→ EXERCISE AIM
All the data should come back exactly as it was given.
____________________
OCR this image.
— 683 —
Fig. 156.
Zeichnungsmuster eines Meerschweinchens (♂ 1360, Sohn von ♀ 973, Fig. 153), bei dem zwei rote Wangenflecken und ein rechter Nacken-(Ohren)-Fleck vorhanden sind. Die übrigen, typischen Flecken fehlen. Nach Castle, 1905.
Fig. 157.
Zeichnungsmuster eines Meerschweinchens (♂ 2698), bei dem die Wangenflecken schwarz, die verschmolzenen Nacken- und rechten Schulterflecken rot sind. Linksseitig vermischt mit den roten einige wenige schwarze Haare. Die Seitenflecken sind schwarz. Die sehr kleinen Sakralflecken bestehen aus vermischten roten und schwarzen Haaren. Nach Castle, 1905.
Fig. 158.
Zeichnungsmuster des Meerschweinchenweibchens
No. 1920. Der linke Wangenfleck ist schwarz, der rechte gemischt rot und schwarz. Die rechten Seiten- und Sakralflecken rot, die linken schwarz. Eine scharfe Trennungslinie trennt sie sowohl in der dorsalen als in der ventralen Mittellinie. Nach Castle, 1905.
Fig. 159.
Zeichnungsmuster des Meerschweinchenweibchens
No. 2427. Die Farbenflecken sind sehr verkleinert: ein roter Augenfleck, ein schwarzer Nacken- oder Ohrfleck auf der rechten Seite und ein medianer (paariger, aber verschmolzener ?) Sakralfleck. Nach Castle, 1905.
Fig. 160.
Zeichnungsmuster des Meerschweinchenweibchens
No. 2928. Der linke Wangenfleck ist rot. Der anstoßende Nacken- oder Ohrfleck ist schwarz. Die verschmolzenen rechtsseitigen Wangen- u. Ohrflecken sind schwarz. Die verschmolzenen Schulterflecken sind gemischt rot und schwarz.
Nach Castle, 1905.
____________________
→ EXERCISE RESPONSE
OCR this image.
— 683 —
Fig. 156.
Zeichnungsmuster eines Meerschweinchens (♂ 1360, Sohn von ♀ 973, Fig. 153), bei dem zwei rote Wangenflecken und ein rechter Nacken-(Ohren)-Fleck vorhanden sind. Die übrigen, typischen Flecken fehlen. Nach Castle, 1905.
Fig. 157.
Zeichnungsmuster eines Meerschweinchens (♂ 2698), bei dem die Wangenflecken schwarz, die verschmolzenen Nacken- und rechten Schulterflecken rot sind. Linksseitig vermischt mit den roten einige wenige schwarze Haare. Die Seitenflecken sind schwarz. Die sehr kleinen Sakralflecken bestehen aus vermischten roten und schwarzen Haaren. Nach Castle, 1905.
Fig. 158.
Zeichnungsmuster des Meerschweinchenweibchens
No. 1920. Der linke Wangenfleck ist schwarz, der rechte gemischt rot und schwarz. Die rechten Seiten- und Sakralflecken rot, die linken schwarz. Eine scharfe Trennungslinie trennt sie sowohl in der dorsalen als in der ventralen Mittellinie. Nach Castle, 1905.
Fig. 159.
Zeichnungsmuster des Meerschweinchenweibchens
No. 2427. Die Farbenflecken sind sehr verkleinert: ein roter Augenfleck, ein schwarzer Nacken- oder Ohrfleck auf der rechten Seite und ein medianer (paariger, aber verschmolzener ?) Sakralfleck. Nach Castle, 1905.
Fig. 160.
Zeichnungsmuster des Meerschweinchenweibchens
No. 2928. Der linke Wangenfleck ist rot. Der anstoßende Nacken- oder Ohrfleck ist schwarz. Die verschmolzenen rechtsseitigen Wangen- u. Ohrflecken sind schwarz. Die verschmolzenen Schulterflecken sind gemischt rot und schwarz.
Nach Castle, 1905.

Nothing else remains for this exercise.